> INPUT FOR THIS TASK
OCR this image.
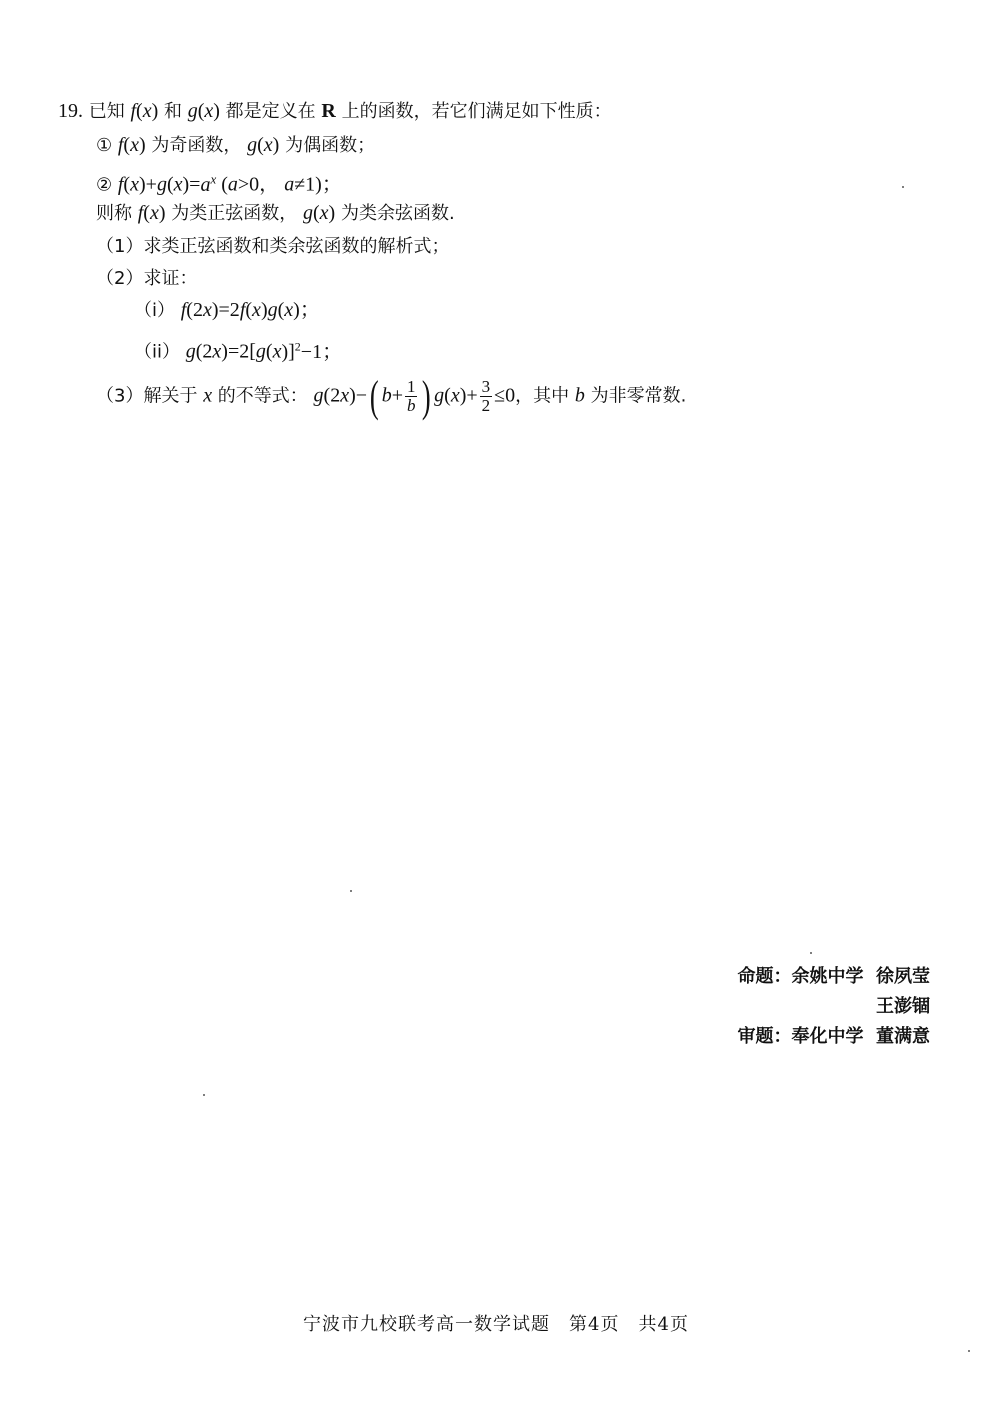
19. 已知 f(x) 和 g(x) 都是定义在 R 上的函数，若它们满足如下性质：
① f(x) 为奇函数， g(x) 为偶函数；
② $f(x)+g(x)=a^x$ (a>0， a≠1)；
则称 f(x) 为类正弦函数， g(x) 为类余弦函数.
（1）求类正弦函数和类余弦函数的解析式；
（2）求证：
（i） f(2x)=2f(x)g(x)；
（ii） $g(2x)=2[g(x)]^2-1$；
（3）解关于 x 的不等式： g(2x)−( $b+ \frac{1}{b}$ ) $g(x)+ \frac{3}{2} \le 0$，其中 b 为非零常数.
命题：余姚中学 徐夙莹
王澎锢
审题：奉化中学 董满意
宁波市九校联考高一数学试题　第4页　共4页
---
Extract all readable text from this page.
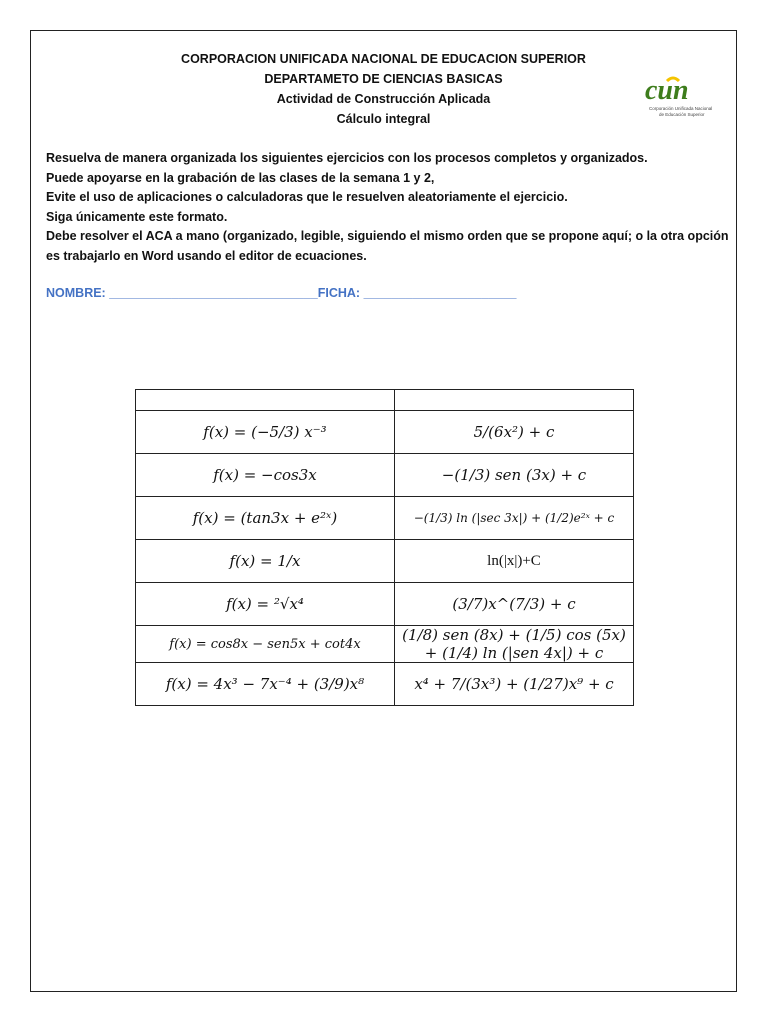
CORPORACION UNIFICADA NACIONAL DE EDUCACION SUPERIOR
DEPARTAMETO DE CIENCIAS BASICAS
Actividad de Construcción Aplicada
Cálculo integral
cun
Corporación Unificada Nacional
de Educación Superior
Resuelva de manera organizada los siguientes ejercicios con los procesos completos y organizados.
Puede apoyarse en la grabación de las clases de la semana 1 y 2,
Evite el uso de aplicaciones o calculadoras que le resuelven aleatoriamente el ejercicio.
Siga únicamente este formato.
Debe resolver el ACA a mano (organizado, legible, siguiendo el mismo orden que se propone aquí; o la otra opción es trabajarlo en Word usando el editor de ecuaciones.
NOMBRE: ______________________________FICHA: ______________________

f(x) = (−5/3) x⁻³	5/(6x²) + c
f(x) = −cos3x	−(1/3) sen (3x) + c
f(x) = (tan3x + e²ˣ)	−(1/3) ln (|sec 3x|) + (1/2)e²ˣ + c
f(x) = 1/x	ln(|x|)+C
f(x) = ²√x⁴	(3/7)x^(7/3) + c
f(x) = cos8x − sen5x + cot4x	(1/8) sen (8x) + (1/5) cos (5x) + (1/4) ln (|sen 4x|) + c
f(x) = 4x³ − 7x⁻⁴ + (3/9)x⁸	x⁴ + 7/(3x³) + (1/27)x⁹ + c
---
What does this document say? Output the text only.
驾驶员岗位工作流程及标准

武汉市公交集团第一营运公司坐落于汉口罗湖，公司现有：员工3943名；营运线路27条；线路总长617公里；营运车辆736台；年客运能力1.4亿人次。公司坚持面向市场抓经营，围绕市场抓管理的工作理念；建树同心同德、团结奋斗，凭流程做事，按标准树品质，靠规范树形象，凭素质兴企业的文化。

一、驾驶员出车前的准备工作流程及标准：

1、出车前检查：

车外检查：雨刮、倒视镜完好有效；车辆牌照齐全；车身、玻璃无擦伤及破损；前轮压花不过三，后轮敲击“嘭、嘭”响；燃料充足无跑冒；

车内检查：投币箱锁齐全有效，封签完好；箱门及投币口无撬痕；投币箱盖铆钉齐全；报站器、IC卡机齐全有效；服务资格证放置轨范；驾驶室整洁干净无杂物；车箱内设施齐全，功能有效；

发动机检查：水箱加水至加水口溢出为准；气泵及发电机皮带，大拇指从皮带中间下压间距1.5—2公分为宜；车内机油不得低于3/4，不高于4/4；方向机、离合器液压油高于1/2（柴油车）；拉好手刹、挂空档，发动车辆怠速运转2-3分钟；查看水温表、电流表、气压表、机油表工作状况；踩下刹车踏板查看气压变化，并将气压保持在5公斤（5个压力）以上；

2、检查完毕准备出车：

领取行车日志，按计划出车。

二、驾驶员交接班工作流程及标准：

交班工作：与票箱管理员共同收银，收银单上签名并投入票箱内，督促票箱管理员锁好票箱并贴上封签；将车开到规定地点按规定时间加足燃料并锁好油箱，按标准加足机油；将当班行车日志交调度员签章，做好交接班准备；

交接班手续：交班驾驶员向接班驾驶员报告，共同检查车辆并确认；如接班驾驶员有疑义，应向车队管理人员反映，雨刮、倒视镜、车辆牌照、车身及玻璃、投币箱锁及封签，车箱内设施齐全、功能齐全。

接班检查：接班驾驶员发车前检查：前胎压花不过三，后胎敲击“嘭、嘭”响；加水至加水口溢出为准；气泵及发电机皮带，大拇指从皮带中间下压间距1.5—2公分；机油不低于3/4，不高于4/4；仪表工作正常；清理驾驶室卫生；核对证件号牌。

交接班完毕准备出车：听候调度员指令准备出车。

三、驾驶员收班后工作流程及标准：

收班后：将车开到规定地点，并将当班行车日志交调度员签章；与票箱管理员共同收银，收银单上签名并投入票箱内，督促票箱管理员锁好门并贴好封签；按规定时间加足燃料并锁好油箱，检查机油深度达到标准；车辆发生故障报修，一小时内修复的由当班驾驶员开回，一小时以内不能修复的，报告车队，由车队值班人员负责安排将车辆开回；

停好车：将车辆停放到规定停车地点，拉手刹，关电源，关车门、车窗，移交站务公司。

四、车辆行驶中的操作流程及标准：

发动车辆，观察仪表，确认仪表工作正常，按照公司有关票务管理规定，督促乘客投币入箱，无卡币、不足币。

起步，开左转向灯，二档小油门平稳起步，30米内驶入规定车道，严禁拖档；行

> STATED GOAL
In the entries above, find the lines containing the word "气泵及发电机皮带" and say how many there are, with no other words.

> SOLUTION TO THIS TASK
2